• [Task instructions]
1. According to the Omnitrace notes below, which ROCm version is used for the Omnitrace installation?
2. Decide whether each statement agrees with the Omnitrace notes below, answering yes or no and quoting the deciding words: (a) Omnitrace works better with ROCm versions older than 5.2.3. (b) The configuration file is generated with omnitrace-avail and the -G option. (c) The path ~/.omnitrace.cfg is the default location for the Omnitrace configuration file.

• [Quoted text]
Omnitrace is known to work better with ROCm versions more recent than 5.2.3. So we use a ROCm 5.4.3 installation for this. For certain featurs we may need to rollback to a version closer to the LUMI driver. Hopefully, that won't be much of an issue from September 2024 on due to the schedukled upgrade of LUMI.

Check the various options and their values and also a second command for description

srun -n 1 --gpus 1 omnitrace-avail --categories omnitrace
srun -n 1 --gpus 1 omnitrace-avail --categories omnitrace --brief --description

Create an Omnitrace configuration file with description per option

srun -n 1 omnitrace-avail -G ~/.omnitrace.cfg --all

Declare to use this configuration file:

export OMNITRACE_CONFIG_FILE=~/.omnitrace.cfg

This path is the default anyway, so you actullay only need this variable if you prefer omnitrace configuration file to live elsewhere.

• [Layout element annotations]
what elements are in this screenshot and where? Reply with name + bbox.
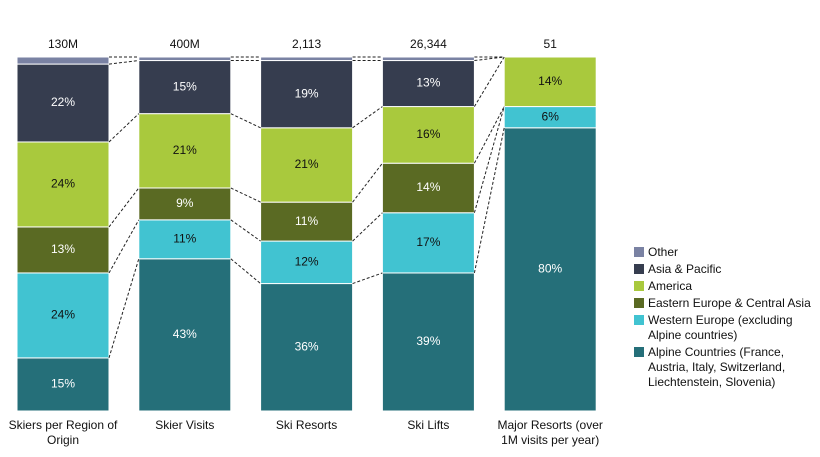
data-label: 80% [538,262,562,276]
bar-segment [138,60,232,115]
bar-segment [381,272,475,412]
data-label: 13% [416,76,440,90]
connector [352,212,383,242]
connector [474,56,505,62]
legend-label: Eastern Europe & Central Asia [648,296,811,310]
x-tick-label: Skiers per Region of Origin [8,418,118,447]
x-tick-label: Skier Visits [155,418,215,432]
legend-item: Western Europe (excluding Alpine countri… [634,313,816,343]
bar-segment [260,283,354,412]
data-label: 16% [416,127,440,141]
connector [473,106,505,213]
connector [230,258,261,284]
connector [108,60,139,65]
total-label: 51 [544,37,558,51]
data-label: 21% [295,157,319,171]
data-label: 9% [176,196,194,210]
bar-segment [16,63,110,143]
legend-label: Other [648,245,679,259]
bar-segment [503,127,597,412]
connector [230,187,261,203]
data-label: 12% [295,254,319,268]
legend-label: America [648,279,693,293]
connector [473,56,505,107]
connector [108,258,140,359]
legend-label: Asia & Pacific [648,262,722,276]
total-label: 400M [170,37,200,51]
connector [352,272,383,285]
bar-segment [138,187,232,221]
legend-item: Asia & Pacific [634,262,816,277]
bar-segment [260,56,354,62]
legend-swatch [634,247,644,257]
bar-segment [381,60,475,108]
legend-swatch [634,264,644,274]
connector [473,106,505,164]
data-label: 11% [295,214,318,228]
connector [352,106,383,129]
bar-segment [138,56,232,62]
bar-segment [16,272,110,359]
bar-segment [16,357,110,412]
x-tick-label: Major Resorts (over 1M visits per year) [497,418,603,447]
connector [230,113,261,129]
data-label: 6% [542,109,560,123]
data-label: 15% [51,377,75,391]
data-label: 24% [51,308,75,322]
legend-item: America [634,279,816,294]
bar-segment [381,212,475,274]
data-label: 11% [173,231,196,245]
connector [108,187,140,228]
legend: Other Asia & Pacific America Eastern Europe… [634,245,816,392]
bar-segment [260,127,354,203]
data-label: 22% [51,95,75,109]
x-tick-label: Ski Lifts [407,418,450,432]
bar-segment [138,113,232,189]
total-label: 26,344 [410,37,447,51]
total-label: 130M [48,37,78,51]
data-label: 43% [173,327,197,341]
connector [108,219,140,274]
connector [230,219,261,242]
data-label: 13% [51,242,75,256]
bar-segment [381,162,475,214]
legend-label: Alpine Countries (France, Austria, Italy… [648,345,786,389]
data-label: 21% [173,143,197,157]
data-label: 36% [295,339,319,353]
total-label: 2,113 [292,37,321,51]
legend-item: Alpine Countries (France, Austria, Italy… [634,345,816,390]
bar-segment [381,106,475,164]
connector [352,162,383,203]
legend-label: Western Europe (excluding Alpine countri… [648,313,793,342]
bar-segment [260,60,354,129]
bar-segment [138,219,232,260]
data-label: 14% [538,74,562,88]
data-label: 17% [416,235,440,249]
bar-segment [138,258,232,412]
legend-swatch [634,347,644,357]
legend-swatch [634,315,644,325]
data-label: 19% [295,86,319,100]
bar-segment [16,56,110,65]
data-label: 39% [416,334,440,348]
bar-segment [381,56,475,62]
x-tick-label: Ski Resorts [275,418,338,432]
bar-segment [503,56,597,108]
legend-item: Other [634,245,816,260]
data-label: 24% [51,177,75,191]
legend-swatch [634,281,644,291]
bar-segment [260,201,354,242]
bar-segment [260,240,354,285]
data-label: 14% [416,180,440,194]
connector [108,113,140,143]
connector [473,127,505,274]
bar-segment [16,226,110,274]
data-label: 15% [173,79,197,93]
legend-item: Eastern Europe & Central Asia [634,296,816,311]
legend-swatch [634,298,644,308]
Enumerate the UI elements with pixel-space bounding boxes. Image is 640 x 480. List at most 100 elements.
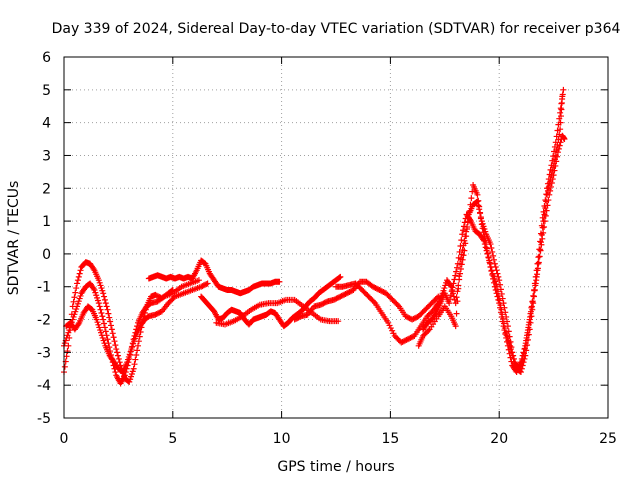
data-point — [195, 277, 202, 284]
data-point — [64, 332, 71, 339]
data-point — [106, 314, 113, 321]
data-point — [420, 308, 427, 315]
data-point — [420, 332, 427, 339]
data-point — [548, 162, 555, 169]
data-point — [424, 313, 431, 320]
x-tick-label: 20 — [490, 431, 508, 447]
data-point — [519, 352, 526, 359]
data-point — [426, 302, 433, 309]
data-point — [114, 349, 121, 356]
data-point — [364, 292, 371, 299]
data-point — [76, 295, 83, 302]
data-point — [447, 292, 454, 299]
chart-title: Day 339 of 2024, Sidereal Day-to-day VTE… — [52, 21, 621, 37]
data-point — [380, 288, 387, 295]
data-point — [92, 289, 99, 296]
data-point — [100, 337, 107, 344]
data-point — [101, 324, 108, 331]
data-point — [74, 303, 81, 310]
data-point — [556, 115, 563, 122]
data-point — [130, 340, 137, 347]
data-point — [394, 335, 401, 342]
data-point — [128, 373, 135, 380]
series-track-d — [145, 257, 283, 297]
data-point — [452, 272, 459, 279]
data-point — [360, 288, 367, 295]
data-point — [386, 322, 393, 329]
data-point — [77, 292, 84, 299]
data-point — [90, 285, 97, 292]
data-point — [125, 353, 132, 360]
data-point — [395, 336, 402, 343]
data-point — [402, 313, 409, 320]
y-tick-label: -1 — [37, 280, 51, 296]
data-point — [126, 378, 133, 385]
data-point — [538, 222, 545, 229]
data-point — [424, 304, 431, 311]
data-point — [446, 300, 453, 307]
data-point — [457, 260, 464, 267]
data-point — [336, 274, 343, 281]
data-point — [552, 162, 559, 169]
data-point — [165, 300, 172, 307]
data-point — [550, 153, 557, 160]
data-point — [546, 191, 553, 198]
data-point — [332, 296, 339, 303]
data-point — [365, 293, 372, 300]
data-point — [479, 225, 486, 232]
data-point — [538, 241, 545, 248]
data-point — [497, 281, 504, 288]
data-point — [129, 343, 136, 350]
data-point — [388, 295, 395, 302]
data-point — [536, 253, 543, 260]
data-point — [96, 279, 103, 286]
data-point — [330, 296, 337, 303]
data-point — [461, 237, 468, 244]
data-point — [535, 259, 542, 266]
data-point — [453, 294, 460, 301]
y-tick-label: 1 — [42, 214, 51, 230]
data-point — [556, 142, 563, 149]
data-point — [109, 330, 116, 337]
data-point — [333, 295, 340, 302]
data-point — [413, 314, 420, 321]
data-point — [100, 290, 107, 297]
data-point — [485, 254, 492, 261]
data-point — [114, 352, 121, 359]
data-point — [404, 336, 411, 343]
data-point — [65, 329, 72, 336]
data-point — [558, 100, 565, 107]
data-point — [61, 363, 68, 370]
data-point — [549, 157, 556, 164]
data-point — [383, 290, 390, 297]
data-point — [428, 309, 435, 316]
data-point — [551, 148, 558, 155]
data-point — [93, 292, 100, 299]
data-point — [97, 329, 104, 336]
data-point — [134, 347, 141, 354]
data-point — [127, 348, 134, 355]
data-point — [455, 285, 462, 292]
x-tick-label: 10 — [273, 431, 291, 447]
data-point — [341, 291, 348, 298]
data-point — [501, 327, 508, 334]
data-point — [99, 287, 106, 294]
data-point — [385, 319, 392, 326]
data-point — [73, 285, 80, 292]
data-point — [457, 243, 464, 250]
data-point — [402, 337, 409, 344]
x-tick-label: 5 — [168, 431, 177, 447]
data-point — [384, 291, 391, 298]
data-point — [476, 203, 483, 210]
data-point — [504, 338, 511, 345]
data-point — [202, 281, 209, 288]
series-track-j — [415, 86, 567, 376]
data-point — [72, 289, 79, 296]
data-point — [361, 289, 368, 296]
data-point — [75, 298, 82, 305]
data-point — [465, 214, 472, 221]
data-point — [352, 280, 359, 287]
data-point — [317, 301, 324, 308]
data-point — [403, 313, 410, 320]
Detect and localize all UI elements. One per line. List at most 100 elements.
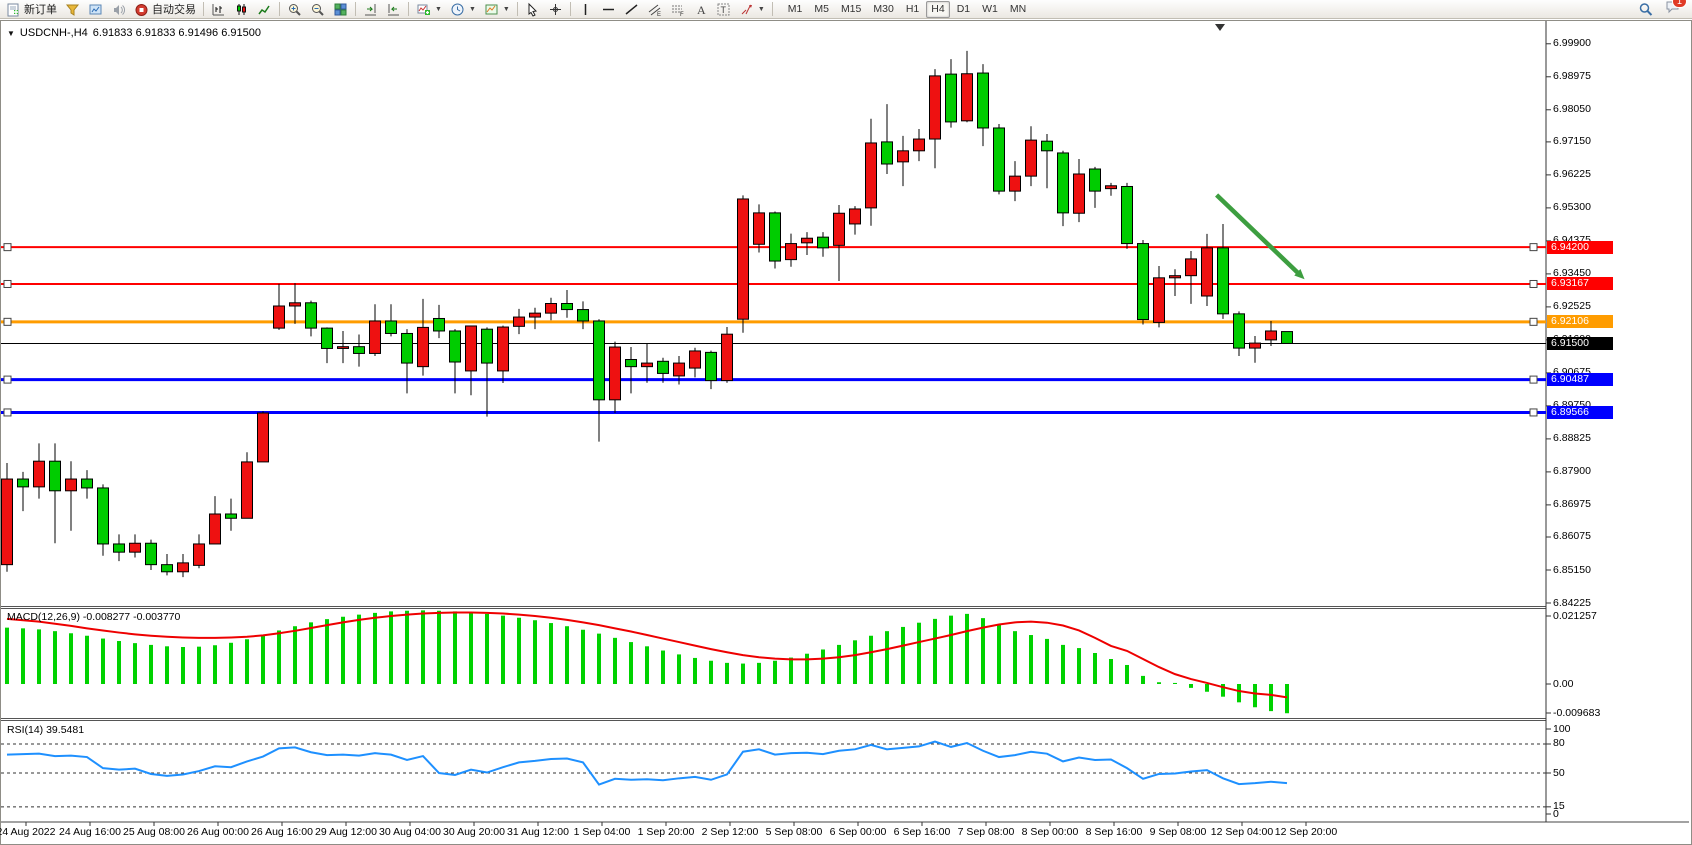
time-axis-label: 8 Sep 00:00 — [1021, 826, 1079, 838]
price-level-badge: 6.89566 — [1547, 405, 1613, 419]
candle-bearish — [705, 351, 717, 382]
line-chart-button[interactable] — [253, 0, 276, 19]
candle-bearish — [657, 360, 669, 374]
candle-bearish — [225, 513, 237, 519]
horizontal-line-button[interactable] — [597, 0, 620, 19]
notifications-button[interactable]: 1 — [1665, 0, 1687, 19]
line-handle[interactable] — [3, 279, 12, 288]
equidistant-channel-button[interactable]: E — [643, 0, 666, 19]
profiles-button[interactable] — [61, 0, 84, 19]
rsi-axis-label: 100 — [1553, 722, 1571, 735]
indicators-button[interactable]: ▼ — [412, 0, 446, 19]
candle-bearish — [769, 212, 781, 262]
line-handle[interactable] — [3, 317, 12, 326]
line-handle[interactable] — [3, 243, 12, 252]
timeframe-h1[interactable]: H1 — [905, 3, 920, 15]
toolbar-separator — [516, 2, 518, 16]
time-axis-label: 8 Sep 16:00 — [1085, 826, 1143, 838]
candle-bullish — [1201, 247, 1213, 297]
line-handle[interactable] — [1529, 375, 1538, 384]
toolbar-separator — [203, 2, 204, 16]
candle-bullish — [241, 461, 253, 519]
timeframe-mn[interactable]: MN — [1009, 3, 1027, 15]
candle-bullish — [497, 326, 509, 372]
trend-arrow-head[interactable] — [1294, 269, 1305, 280]
candle-bullish — [1, 478, 13, 566]
text-button[interactable]: A — [689, 0, 712, 19]
svg-text:E: E — [657, 12, 661, 17]
timeframe-h4[interactable]: H4 — [926, 0, 950, 18]
candle-bearish — [433, 317, 445, 332]
candle-bearish — [561, 303, 573, 311]
chart-canvas[interactable] — [1, 21, 1689, 842]
price-axis-label: 6.84225 — [1553, 596, 1591, 609]
sound-icon — [114, 4, 125, 15]
new-order-button[interactable]: 新订单 — [2, 0, 61, 19]
candle-bearish — [1057, 152, 1069, 214]
market-watch-button[interactable] — [84, 0, 107, 19]
time-axis-label: 5 Sep 08:00 — [765, 826, 823, 838]
candle-bullish — [129, 542, 141, 553]
candle-bullish — [1249, 342, 1261, 349]
timeframe-d1[interactable]: D1 — [956, 3, 971, 15]
candle-bullish — [257, 412, 269, 463]
notification-badge: 1 — [1671, 0, 1687, 8]
price-level-badge: 6.92106 — [1547, 315, 1613, 329]
time-axis-label: 30 Aug 04:00 — [379, 826, 441, 838]
candle-bullish — [913, 138, 925, 152]
line-handle[interactable] — [1529, 279, 1538, 288]
templates-button[interactable]: ▼ — [480, 0, 514, 19]
candle-bullish — [1009, 175, 1021, 192]
search-icon — [1639, 2, 1653, 16]
line-handle[interactable] — [1529, 317, 1538, 326]
candle-bullish — [1105, 185, 1117, 190]
text-label-icon: T — [717, 3, 730, 15]
bar-chart-button[interactable] — [207, 0, 230, 19]
candle-bearish — [113, 543, 125, 553]
candle-bearish — [1089, 168, 1101, 192]
alerts-button[interactable] — [107, 0, 130, 19]
price-axis-label: 6.98975 — [1553, 70, 1591, 83]
auto-scroll-button[interactable] — [359, 0, 382, 19]
tile-windows-button[interactable] — [329, 0, 352, 19]
candle-bullish — [1169, 275, 1181, 279]
timeframe-m1[interactable]: M1 — [787, 3, 803, 15]
timeframe-m5[interactable]: M5 — [814, 3, 829, 15]
zoom-in-button[interactable] — [283, 0, 306, 19]
vline-icon — [584, 3, 587, 15]
line-handle[interactable] — [3, 408, 12, 417]
time-axis-label: 30 Aug 20:00 — [443, 826, 505, 838]
candle-chart-button[interactable] — [230, 0, 253, 19]
svg-text:A: A — [697, 3, 706, 17]
indicators-icon — [417, 4, 430, 15]
one-click-trading-arrow[interactable]: ▼ — [7, 28, 15, 38]
search-button[interactable] — [1634, 0, 1657, 19]
time-axis-label: 6 Sep 00:00 — [829, 826, 887, 838]
arrows-button[interactable]: ▼ — [735, 0, 769, 19]
autotrading-button[interactable]: 自动交易 — [130, 0, 200, 19]
periods-button[interactable]: ▼ — [446, 0, 480, 19]
trend-arrow-object[interactable] — [1215, 193, 1301, 276]
candle-bearish — [385, 320, 397, 334]
text-label-button[interactable]: T — [712, 0, 735, 19]
vertical-line-button[interactable] — [574, 0, 597, 19]
zoom-out-button[interactable] — [306, 0, 329, 19]
crosshair-button[interactable] — [544, 0, 567, 19]
timeframe-m30[interactable]: M30 — [873, 3, 894, 15]
rsi-axis-label: 80 — [1553, 737, 1565, 750]
trendline-button[interactable] — [620, 0, 643, 19]
timeframe-m15[interactable]: M15 — [840, 3, 862, 15]
line-handle[interactable] — [1529, 243, 1538, 252]
line-handle[interactable] — [1529, 408, 1538, 417]
chart-shift-marker-icon[interactable] — [1215, 24, 1225, 31]
toolbar-right-group: 1 — [1634, 0, 1690, 19]
timeframe-w1[interactable]: W1 — [982, 3, 998, 15]
chart-shift-button[interactable] — [382, 0, 405, 19]
candle-bearish — [593, 320, 605, 401]
candle-bearish — [625, 359, 637, 368]
cursor-button[interactable] — [521, 0, 544, 19]
time-axis-label: 24 Aug 2022 — [0, 826, 56, 838]
line-handle[interactable] — [3, 375, 12, 384]
candle-bullish — [209, 513, 221, 545]
fibonacci-button[interactable]: F — [666, 0, 689, 19]
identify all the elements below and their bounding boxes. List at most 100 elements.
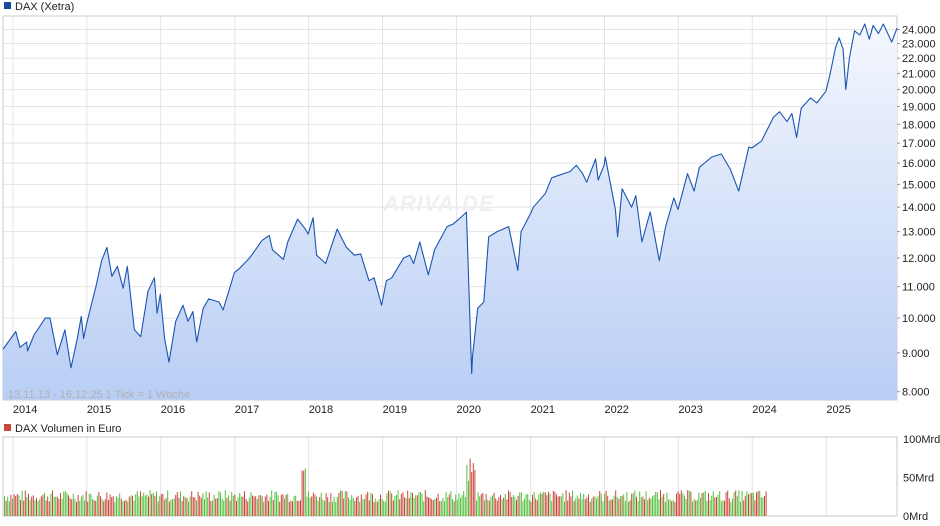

• [Solved problems]
1. ROCm 5.4.3

2.
(a) No: "Omnitrace is known to work better with ROCm versions more recent than 5.2.3."
(b) Yes: "srun -n 1 omnitrace-avail -G ~/.omnitrace.cfg --all"
(c) Yes: "This path is the default anyway"